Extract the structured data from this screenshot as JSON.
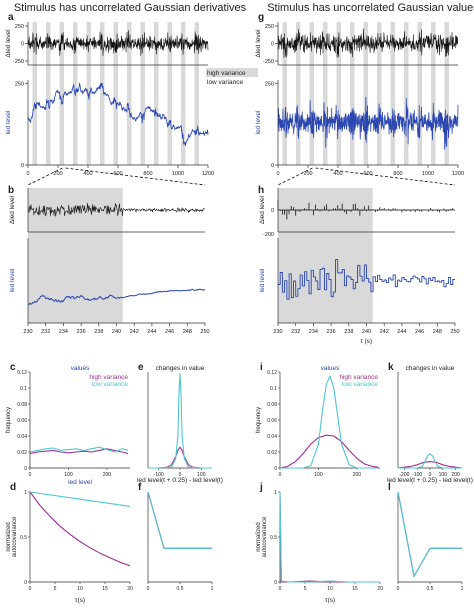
{
  "titles": {
    "left": "Stimulus has uncorrelated Gaussian derivatives",
    "right": "Stimulus has uncorrelated Gaussian values"
  },
  "annotations": {
    "high_variance": "high variance",
    "low_variance": "low variance"
  },
  "colors": {
    "trace_black": "#111111",
    "led_blue": "#2a46b0",
    "shade": "#d9d9d9",
    "high_variance": "#a03090",
    "low_variance": "#4cc6d4",
    "values_title": "#2a46b0"
  },
  "chart_data": [
    {
      "id": "a",
      "type": "line",
      "panel_letter": "a",
      "ylabel_top": "Δled level",
      "ylabel_bottom": "led level",
      "top_yticks": [
        250,
        0,
        -250
      ],
      "bottom_yticks": [
        250,
        0
      ],
      "xticks": [
        0,
        200,
        400,
        600,
        800,
        1000,
        1200
      ],
      "xlim": [
        0,
        1200
      ],
      "shaded_intervals": [
        [
          30,
          60
        ],
        [
          120,
          150
        ],
        [
          210,
          240
        ],
        [
          300,
          330
        ],
        [
          390,
          420
        ],
        [
          480,
          510
        ],
        [
          570,
          600
        ],
        [
          660,
          690
        ],
        [
          750,
          780
        ],
        [
          840,
          870
        ],
        [
          930,
          960
        ],
        [
          1020,
          1050
        ],
        [
          1110,
          1140
        ],
        [
          1200,
          1230
        ]
      ]
    },
    {
      "id": "b",
      "type": "line",
      "panel_letter": "b",
      "ylabel_top": "Δled level",
      "ylabel_bottom": "led level",
      "xticks": [
        230,
        232,
        234,
        236,
        238,
        240,
        242,
        244,
        246,
        248,
        250
      ],
      "xlim": [
        230,
        250
      ],
      "shaded_interval": [
        230,
        240.7
      ]
    },
    {
      "id": "g",
      "type": "line",
      "panel_letter": "g",
      "ylabel_top": "Δled level",
      "ylabel_bottom": "led level",
      "top_yticks": [
        250,
        0,
        -250
      ],
      "bottom_yticks": [
        250,
        0
      ],
      "xticks": [
        0,
        200,
        400,
        600,
        800,
        1000,
        1200
      ],
      "xlim": [
        0,
        1200
      ],
      "shaded_intervals": [
        [
          30,
          60
        ],
        [
          120,
          150
        ],
        [
          210,
          240
        ],
        [
          300,
          330
        ],
        [
          390,
          420
        ],
        [
          480,
          510
        ],
        [
          570,
          600
        ],
        [
          660,
          690
        ],
        [
          750,
          780
        ],
        [
          840,
          870
        ],
        [
          930,
          960
        ],
        [
          1020,
          1050
        ],
        [
          1110,
          1140
        ],
        [
          1200,
          1230
        ]
      ]
    },
    {
      "id": "h",
      "type": "line",
      "panel_letter": "h",
      "ylabel_top": "Δled level",
      "ylabel_bottom": "led level",
      "top_yticks": [
        0,
        -200
      ],
      "xticks": [
        230,
        232,
        234,
        236,
        238,
        240,
        242,
        244,
        246,
        248,
        250
      ],
      "xlim": [
        230,
        250
      ],
      "shaded_interval": [
        230,
        240.7
      ],
      "xlabel": "t (s)"
    },
    {
      "id": "c",
      "type": "line",
      "panel_letter": "c",
      "title": "values",
      "ylabel": "frequency",
      "xlabel": "led level",
      "ylim": [
        0,
        0.12
      ],
      "yticks": [
        0,
        0.02,
        0.04,
        0.06,
        0.08,
        0.1,
        0.12
      ],
      "xlim": [
        0,
        260
      ],
      "xticks": [
        0,
        100,
        200
      ],
      "legend": [
        "high variance",
        "low variance"
      ],
      "series": [
        {
          "name": "high variance",
          "x": [
            0,
            20,
            40,
            60,
            80,
            100,
            120,
            140,
            160,
            180,
            200,
            220,
            240,
            255
          ],
          "y": [
            0.018,
            0.02,
            0.021,
            0.022,
            0.02,
            0.019,
            0.02,
            0.021,
            0.02,
            0.022,
            0.024,
            0.022,
            0.02,
            0.018
          ]
        },
        {
          "name": "low variance",
          "x": [
            0,
            20,
            40,
            60,
            80,
            100,
            120,
            140,
            160,
            180,
            200,
            220,
            240,
            255
          ],
          "y": [
            0.02,
            0.022,
            0.024,
            0.025,
            0.022,
            0.023,
            0.024,
            0.022,
            0.024,
            0.026,
            0.023,
            0.02,
            0.024,
            0.022
          ]
        }
      ]
    },
    {
      "id": "e",
      "type": "line",
      "panel_letter": "e",
      "title": "changes in value",
      "xlabel": "led level(t + 0.25) - led level(t)",
      "ylim": [
        0,
        0.12
      ],
      "xlim": [
        -150,
        150
      ],
      "xticks": [
        -100,
        0,
        100
      ],
      "series": [
        {
          "name": "high variance",
          "x": [
            -150,
            -100,
            -60,
            -40,
            -20,
            -10,
            0,
            10,
            20,
            40,
            60,
            100,
            150
          ],
          "y": [
            0,
            0,
            0.001,
            0.004,
            0.014,
            0.022,
            0.026,
            0.022,
            0.014,
            0.004,
            0.001,
            0,
            0
          ]
        },
        {
          "name": "low variance",
          "x": [
            -150,
            -100,
            -40,
            -20,
            -10,
            -5,
            0,
            5,
            10,
            20,
            40,
            100,
            150
          ],
          "y": [
            0,
            0,
            0.001,
            0.012,
            0.04,
            0.09,
            0.118,
            0.09,
            0.04,
            0.012,
            0.001,
            0,
            0
          ]
        }
      ]
    },
    {
      "id": "d",
      "type": "line",
      "panel_letter": "d",
      "ylabel": "normalized autocovariance",
      "ylim": [
        0,
        1
      ],
      "yticks": [
        0,
        0.5,
        1
      ],
      "xlim": [
        0,
        20
      ],
      "xticks": [
        0,
        5,
        10,
        15,
        20
      ],
      "xlabel": "τ(s)",
      "series": [
        {
          "name": "high variance",
          "x": [
            0,
            2,
            4,
            6,
            8,
            10,
            12,
            14,
            16,
            18,
            20
          ],
          "y": [
            1,
            0.85,
            0.73,
            0.62,
            0.53,
            0.45,
            0.38,
            0.32,
            0.27,
            0.22,
            0.18
          ]
        },
        {
          "name": "low variance",
          "x": [
            0,
            5,
            10,
            15,
            20
          ],
          "y": [
            1,
            0.96,
            0.92,
            0.88,
            0.84
          ]
        }
      ]
    },
    {
      "id": "f",
      "type": "line",
      "panel_letter": "f",
      "ylim": [
        -0.6,
        1
      ],
      "xlim": [
        0,
        1
      ],
      "xticks": [
        0,
        0.5,
        1
      ],
      "series": [
        {
          "name": "high variance",
          "x": [
            0,
            0.25,
            0.5,
            0.75,
            1
          ],
          "y": [
            1,
            0,
            0,
            0,
            0
          ]
        },
        {
          "name": "low variance",
          "x": [
            0,
            0.25,
            0.5,
            0.75,
            1
          ],
          "y": [
            1,
            0,
            0,
            0,
            0
          ]
        }
      ]
    },
    {
      "id": "i",
      "type": "line",
      "panel_letter": "i",
      "title": "values",
      "ylabel": "frequency",
      "ylim": [
        0,
        0.12
      ],
      "yticks": [
        0,
        0.02,
        0.04,
        0.06,
        0.08,
        0.1,
        0.12
      ],
      "xlim": [
        0,
        260
      ],
      "xticks": [
        0,
        100,
        200
      ],
      "legend": [
        "high variance",
        "low variance"
      ],
      "series": [
        {
          "name": "high variance",
          "x": [
            0,
            20,
            40,
            60,
            80,
            100,
            120,
            140,
            160,
            180,
            200,
            220,
            240,
            255
          ],
          "y": [
            0,
            0.002,
            0.008,
            0.018,
            0.03,
            0.038,
            0.041,
            0.04,
            0.033,
            0.022,
            0.012,
            0.005,
            0.002,
            0.001
          ]
        },
        {
          "name": "low variance",
          "x": [
            0,
            60,
            80,
            100,
            110,
            120,
            130,
            140,
            150,
            160,
            180,
            200,
            255
          ],
          "y": [
            0,
            0,
            0.003,
            0.03,
            0.07,
            0.104,
            0.115,
            0.1,
            0.065,
            0.03,
            0.004,
            0,
            0
          ]
        }
      ]
    },
    {
      "id": "k",
      "type": "line",
      "panel_letter": "k",
      "title": "changes in value",
      "xlabel": "led level(t + 0.25) - led level(t)",
      "ylim": [
        0,
        0.12
      ],
      "xlim": [
        -250,
        250
      ],
      "xticks": [
        -200,
        -100,
        0,
        100,
        200
      ],
      "series": [
        {
          "name": "high variance",
          "x": [
            -250,
            -200,
            -150,
            -100,
            -50,
            0,
            50,
            100,
            150,
            200,
            250
          ],
          "y": [
            0,
            0.001,
            0.002,
            0.004,
            0.007,
            0.008,
            0.007,
            0.004,
            0.002,
            0.001,
            0
          ]
        },
        {
          "name": "low variance",
          "x": [
            -250,
            -100,
            -60,
            -40,
            -20,
            0,
            20,
            40,
            60,
            100,
            250
          ],
          "y": [
            0,
            0,
            0.002,
            0.008,
            0.015,
            0.018,
            0.015,
            0.008,
            0.002,
            0,
            0
          ]
        }
      ]
    },
    {
      "id": "j",
      "type": "line",
      "panel_letter": "j",
      "ylabel": "normalized autocovariance",
      "ylim": [
        0,
        1
      ],
      "yticks": [
        0,
        0.5,
        1
      ],
      "xlim": [
        0,
        20
      ],
      "xticks": [
        0,
        5,
        10,
        15,
        20
      ],
      "xlabel": "τ(s)",
      "series": [
        {
          "name": "high variance",
          "x": [
            0,
            0.25,
            2,
            6,
            10,
            14,
            20
          ],
          "y": [
            1,
            0,
            0,
            0.01,
            0,
            0,
            0
          ]
        },
        {
          "name": "low variance",
          "x": [
            0,
            0.25,
            2,
            6,
            10,
            14,
            20
          ],
          "y": [
            1,
            0.01,
            0,
            0,
            0.01,
            0,
            0
          ]
        }
      ]
    },
    {
      "id": "l",
      "type": "line",
      "panel_letter": "l",
      "ylim": [
        -0.6,
        1
      ],
      "xlim": [
        0,
        1
      ],
      "xticks": [
        0,
        0.5,
        1
      ],
      "series": [
        {
          "name": "high variance",
          "x": [
            0,
            0.25,
            0.5,
            0.75,
            1
          ],
          "y": [
            1,
            -0.5,
            0,
            0,
            0
          ]
        },
        {
          "name": "low variance",
          "x": [
            0,
            0.25,
            0.5,
            0.75,
            1
          ],
          "y": [
            1,
            -0.5,
            0,
            0,
            0
          ]
        }
      ]
    }
  ]
}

(Given exercise)
Which lines hold the string "Gaussian"? Copy all of them from the data above.

(Exercise result)
    "left": "Stimulus has uncorrelated Gaussian derivatives",
    "right": "Stimulus has uncorrelated Gaussian values"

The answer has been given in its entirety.